→ What the exercise asks
Reproduce the following material exactly, including every line.

(begin)

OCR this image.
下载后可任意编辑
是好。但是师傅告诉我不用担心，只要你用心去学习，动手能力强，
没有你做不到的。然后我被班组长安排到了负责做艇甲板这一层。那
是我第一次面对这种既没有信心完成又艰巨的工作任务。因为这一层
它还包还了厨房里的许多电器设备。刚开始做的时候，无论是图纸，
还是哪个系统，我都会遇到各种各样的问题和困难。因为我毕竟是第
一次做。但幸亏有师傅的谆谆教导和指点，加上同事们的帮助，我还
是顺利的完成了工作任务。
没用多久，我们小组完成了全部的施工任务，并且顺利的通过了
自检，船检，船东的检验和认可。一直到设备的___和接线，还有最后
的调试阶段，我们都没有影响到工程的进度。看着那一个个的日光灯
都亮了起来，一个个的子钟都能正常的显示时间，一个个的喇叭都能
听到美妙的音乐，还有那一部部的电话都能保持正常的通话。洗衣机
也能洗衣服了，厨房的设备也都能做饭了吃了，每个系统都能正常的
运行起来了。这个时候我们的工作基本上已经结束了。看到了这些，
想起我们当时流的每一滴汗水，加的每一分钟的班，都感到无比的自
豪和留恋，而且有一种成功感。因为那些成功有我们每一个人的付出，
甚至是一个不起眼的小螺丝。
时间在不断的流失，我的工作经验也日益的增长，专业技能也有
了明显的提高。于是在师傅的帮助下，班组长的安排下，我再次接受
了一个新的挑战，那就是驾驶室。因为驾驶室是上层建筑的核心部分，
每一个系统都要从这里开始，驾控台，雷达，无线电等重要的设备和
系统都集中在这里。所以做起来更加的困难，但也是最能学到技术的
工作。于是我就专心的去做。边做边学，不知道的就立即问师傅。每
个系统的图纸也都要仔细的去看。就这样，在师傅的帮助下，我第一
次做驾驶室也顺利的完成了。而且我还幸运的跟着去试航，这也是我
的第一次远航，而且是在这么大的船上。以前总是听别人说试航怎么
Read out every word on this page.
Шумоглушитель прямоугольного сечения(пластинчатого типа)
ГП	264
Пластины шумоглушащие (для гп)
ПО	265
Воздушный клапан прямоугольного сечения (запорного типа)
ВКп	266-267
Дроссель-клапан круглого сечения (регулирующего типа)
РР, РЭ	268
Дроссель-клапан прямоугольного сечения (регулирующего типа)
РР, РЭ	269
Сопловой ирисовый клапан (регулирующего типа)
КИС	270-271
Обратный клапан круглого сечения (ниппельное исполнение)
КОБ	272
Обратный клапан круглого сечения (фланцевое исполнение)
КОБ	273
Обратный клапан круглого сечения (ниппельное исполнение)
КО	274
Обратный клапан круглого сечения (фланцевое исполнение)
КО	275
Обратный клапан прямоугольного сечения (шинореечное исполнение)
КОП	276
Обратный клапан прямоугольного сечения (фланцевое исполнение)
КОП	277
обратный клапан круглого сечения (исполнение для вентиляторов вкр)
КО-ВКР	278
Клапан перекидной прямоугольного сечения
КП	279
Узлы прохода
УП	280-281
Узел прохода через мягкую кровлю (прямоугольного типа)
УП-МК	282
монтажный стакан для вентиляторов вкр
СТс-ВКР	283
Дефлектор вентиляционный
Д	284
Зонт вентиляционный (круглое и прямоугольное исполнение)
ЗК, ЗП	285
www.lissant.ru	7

(end)

→ The output
OCR this image.
下载后可任意编辑
是好。但是师傅告诉我不用担心，只要你用心去学习，动手能力强，
没有你做不到的。然后我被班组长安排到了负责做艇甲板这一层。那
是我第一次面对这种既没有信心完成又艰巨的工作任务。因为这一层
它还包还了厨房里的许多电器设备。刚开始做的时候，无论是图纸，
还是哪个系统，我都会遇到各种各样的问题和困难。因为我毕竟是第
一次做。但幸亏有师傅的谆谆教导和指点，加上同事们的帮助，我还
是顺利的完成了工作任务。
没用多久，我们小组完成了全部的施工任务，并且顺利的通过了
自检，船检，船东的检验和认可。一直到设备的___和接线，还有最后
的调试阶段，我们都没有影响到工程的进度。看着那一个个的日光灯
都亮了起来，一个个的子钟都能正常的显示时间，一个个的喇叭都能
听到美妙的音乐，还有那一部部的电话都能保持正常的通话。洗衣机
也能洗衣服了，厨房的设备也都能做饭了吃了，每个系统都能正常的
运行起来了。这个时候我们的工作基本上已经结束了。看到了这些，
想起我们当时流的每一滴汗水，加的每一分钟的班，都感到无比的自
豪和留恋，而且有一种成功感。因为那些成功有我们每一个人的付出，
甚至是一个不起眼的小螺丝。
时间在不断的流失，我的工作经验也日益的增长，专业技能也有
了明显的提高。于是在师傅的帮助下，班组长的安排下，我再次接受
了一个新的挑战，那就是驾驶室。因为驾驶室是上层建筑的核心部分，
每一个系统都要从这里开始，驾控台，雷达，无线电等重要的设备和
系统都集中在这里。所以做起来更加的困难，但也是最能学到技术的
工作。于是我就专心的去做。边做边学，不知道的就立即问师傅。每
个系统的图纸也都要仔细的去看。就这样，在师傅的帮助下，我第一
次做驾驶室也顺利的完成了。而且我还幸运的跟着去试航，这也是我
的第一次远航，而且是在这么大的船上。以前总是听别人说试航怎么
Read out every word on this page.
Шумоглушитель прямоугольного сечения(пластинчатого типа)
ГП	264
Пластины шумоглушащие (для гп)
ПО	265
Воздушный клапан прямоугольного сечения (запорного типа)
ВКп	266-267
Дроссель-клапан круглого сечения (регулирующего типа)
РР, РЭ	268
Дроссель-клапан прямоугольного сечения (регулирующего типа)
РР, РЭ	269
Сопловой ирисовый клапан (регулирующего типа)
КИС	270-271
Обратный клапан круглого сечения (ниппельное исполнение)
КОБ	272
Обратный клапан круглого сечения (фланцевое исполнение)
КОБ	273
Обратный клапан круглого сечения (ниппельное исполнение)
КО	274
Обратный клапан круглого сечения (фланцевое исполнение)
КО	275
Обратный клапан прямоугольного сечения (шинореечное исполнение)
КОП	276
Обратный клапан прямоугольного сечения (фланцевое исполнение)
КОП	277
обратный клапан круглого сечения (исполнение для вентиляторов вкр)
КО-ВКР	278
Клапан перекидной прямоугольного сечения
КП	279
Узлы прохода
УП	280-281
Узел прохода через мягкую кровлю (прямоугольного типа)
УП-МК	282
монтажный стакан для вентиляторов вкр
СТс-ВКР	283
Дефлектор вентиляционный
Д	284
Зонт вентиляционный (круглое и прямоугольное исполнение)
ЗК, ЗП	285
www.lissant.ru	7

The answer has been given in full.